Copy the stretch of the passage about the project's origins from "The minutes record" through "the United States.", substituting "notes" for "minutes".

◆ **Document text**:
START

The project was conceived by alumni of PAD/D (Political Art Documentation/Distribution), the activist art group (and Archive. now at the Museum of Modern Art) that almost survived the 1980's, and other experienced activist artists. First called The History Project, it began as a study groyp and developed by the fall of 1989 into a proposal (offered by REPOhistorian Greg Sholette) to "retrieve and relocate absent historical narratives at specific locations in the New York City area through counter-monuments, actions and events." Because many of the members were working already to counteract the official Columbus Quincentennial events, it was suggested at early meetings that the theme of colonialism/racism be adopted and the signs be scattered throughout Manhattan and Brooklyn, so that people could deal with their own neighborhoods and local education. One ambitious idea was to map the entire city and catalogue the historical sites in order to determine an overriding theme. Finally the group decided to focus for the time being on the lost history of lower Manhattan, where it all began, and where most events could be categorized as colonialism and racism.

Study of existing plaques, literature, walking tours, archives, guides began: we raised issues about fund raising, public art guidelines, and where our energy would best be spent - gaining access to The Media or constructing alternate media? (The Sign Project does both.) The original plan was to do the whole project as guerrilla art, but it eventually became clear that too much work was going to be invested for a hit-and-run strategy.

The minutes record that we talked about historical layers, "the juxtaposition of oral history and more or less immediate history and 'untold' histories that exist beyond personal memories, histories told by different living generations posed against a presentation reaching much farther back." There were calls for a new historiography. We would emphasize "an understanding of history as something that is created and transmitted by the people," along the lines of Howard Zinn's A People's History of the United States.

In one early meeting we discussed different ways of looking at history; as monumental truth or palimpsest, a labyrinth of memory; as documented facts or as oral and written narratives by participants; as a linear progression or a chaos of catastrophes; as simulacrum of the past or as runaway simulations, parodies; as mass spectacles for the passive viewer or as participatory ritual; as inevitable and 'natural,' or as an open text allowing for magic realism; as traditional documentary or as questions about the role of the maker.

END

◆ **Dataset records**:
START

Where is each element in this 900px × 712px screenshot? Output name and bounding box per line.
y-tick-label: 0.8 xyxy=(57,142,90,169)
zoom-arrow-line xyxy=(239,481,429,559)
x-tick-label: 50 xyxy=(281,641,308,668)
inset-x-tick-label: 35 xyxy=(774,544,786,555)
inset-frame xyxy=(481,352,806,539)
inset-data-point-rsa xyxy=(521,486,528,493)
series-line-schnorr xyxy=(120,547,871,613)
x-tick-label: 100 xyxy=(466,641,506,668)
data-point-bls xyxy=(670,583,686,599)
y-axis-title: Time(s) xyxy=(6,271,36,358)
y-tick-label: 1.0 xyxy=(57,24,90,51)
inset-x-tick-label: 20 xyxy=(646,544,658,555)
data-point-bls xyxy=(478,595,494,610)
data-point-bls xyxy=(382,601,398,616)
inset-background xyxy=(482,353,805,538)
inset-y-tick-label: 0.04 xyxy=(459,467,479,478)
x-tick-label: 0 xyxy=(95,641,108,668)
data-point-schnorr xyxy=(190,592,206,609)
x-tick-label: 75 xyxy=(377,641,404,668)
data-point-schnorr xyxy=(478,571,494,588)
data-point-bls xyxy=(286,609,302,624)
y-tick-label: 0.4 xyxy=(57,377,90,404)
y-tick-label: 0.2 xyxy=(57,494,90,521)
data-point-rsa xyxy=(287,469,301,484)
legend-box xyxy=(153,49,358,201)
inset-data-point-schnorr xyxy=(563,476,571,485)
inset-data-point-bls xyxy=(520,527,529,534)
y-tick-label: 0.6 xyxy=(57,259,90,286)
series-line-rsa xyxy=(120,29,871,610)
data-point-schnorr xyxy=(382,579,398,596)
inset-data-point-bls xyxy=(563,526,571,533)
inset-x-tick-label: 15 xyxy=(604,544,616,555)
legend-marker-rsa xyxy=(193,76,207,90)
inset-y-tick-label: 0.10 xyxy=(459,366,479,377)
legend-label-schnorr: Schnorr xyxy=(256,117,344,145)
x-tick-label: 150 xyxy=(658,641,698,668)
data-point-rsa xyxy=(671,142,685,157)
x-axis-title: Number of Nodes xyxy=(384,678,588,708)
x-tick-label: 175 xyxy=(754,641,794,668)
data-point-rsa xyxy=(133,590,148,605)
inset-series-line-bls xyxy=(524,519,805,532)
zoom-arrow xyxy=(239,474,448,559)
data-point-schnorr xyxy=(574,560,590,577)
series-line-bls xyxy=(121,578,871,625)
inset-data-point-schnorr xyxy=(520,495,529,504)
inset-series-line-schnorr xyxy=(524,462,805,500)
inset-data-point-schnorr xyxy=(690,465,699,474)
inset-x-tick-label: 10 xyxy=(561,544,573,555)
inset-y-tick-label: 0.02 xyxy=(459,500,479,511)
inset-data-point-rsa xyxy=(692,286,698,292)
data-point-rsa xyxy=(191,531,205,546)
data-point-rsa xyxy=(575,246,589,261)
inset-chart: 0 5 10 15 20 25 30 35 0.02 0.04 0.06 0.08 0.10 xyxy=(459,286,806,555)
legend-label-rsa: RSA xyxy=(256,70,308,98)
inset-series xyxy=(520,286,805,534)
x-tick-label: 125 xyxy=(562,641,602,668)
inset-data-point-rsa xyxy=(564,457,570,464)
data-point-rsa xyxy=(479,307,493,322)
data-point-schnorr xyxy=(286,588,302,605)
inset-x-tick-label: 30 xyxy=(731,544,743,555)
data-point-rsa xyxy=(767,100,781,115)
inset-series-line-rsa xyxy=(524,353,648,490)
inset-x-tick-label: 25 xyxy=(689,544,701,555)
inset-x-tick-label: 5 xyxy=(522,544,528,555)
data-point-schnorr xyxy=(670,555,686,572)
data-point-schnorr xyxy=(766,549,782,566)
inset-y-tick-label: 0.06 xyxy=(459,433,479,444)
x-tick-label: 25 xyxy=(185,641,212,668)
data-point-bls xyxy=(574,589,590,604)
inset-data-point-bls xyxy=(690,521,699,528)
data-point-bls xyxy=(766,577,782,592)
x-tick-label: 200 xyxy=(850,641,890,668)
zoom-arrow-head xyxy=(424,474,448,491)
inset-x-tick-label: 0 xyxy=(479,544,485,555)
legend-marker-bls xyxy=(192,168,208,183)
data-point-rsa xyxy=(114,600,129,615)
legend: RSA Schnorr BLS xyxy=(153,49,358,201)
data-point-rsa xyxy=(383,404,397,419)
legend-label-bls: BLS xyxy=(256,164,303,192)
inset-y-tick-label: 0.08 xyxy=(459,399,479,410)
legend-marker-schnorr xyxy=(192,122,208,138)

END

◆ **Result below**:
The notes record that we talked about historical layers, "the juxtaposition of oral history and more or less immediate history and 'untold' histories that exist beyond personal memories, histories told by different living generations posed against a presentation reaching much farther back." There were calls for a new historiography. We would emphasize "an understanding of history as something that is created and transmitted by the people," along the lines of Howard Zinn's A People's History of the United States.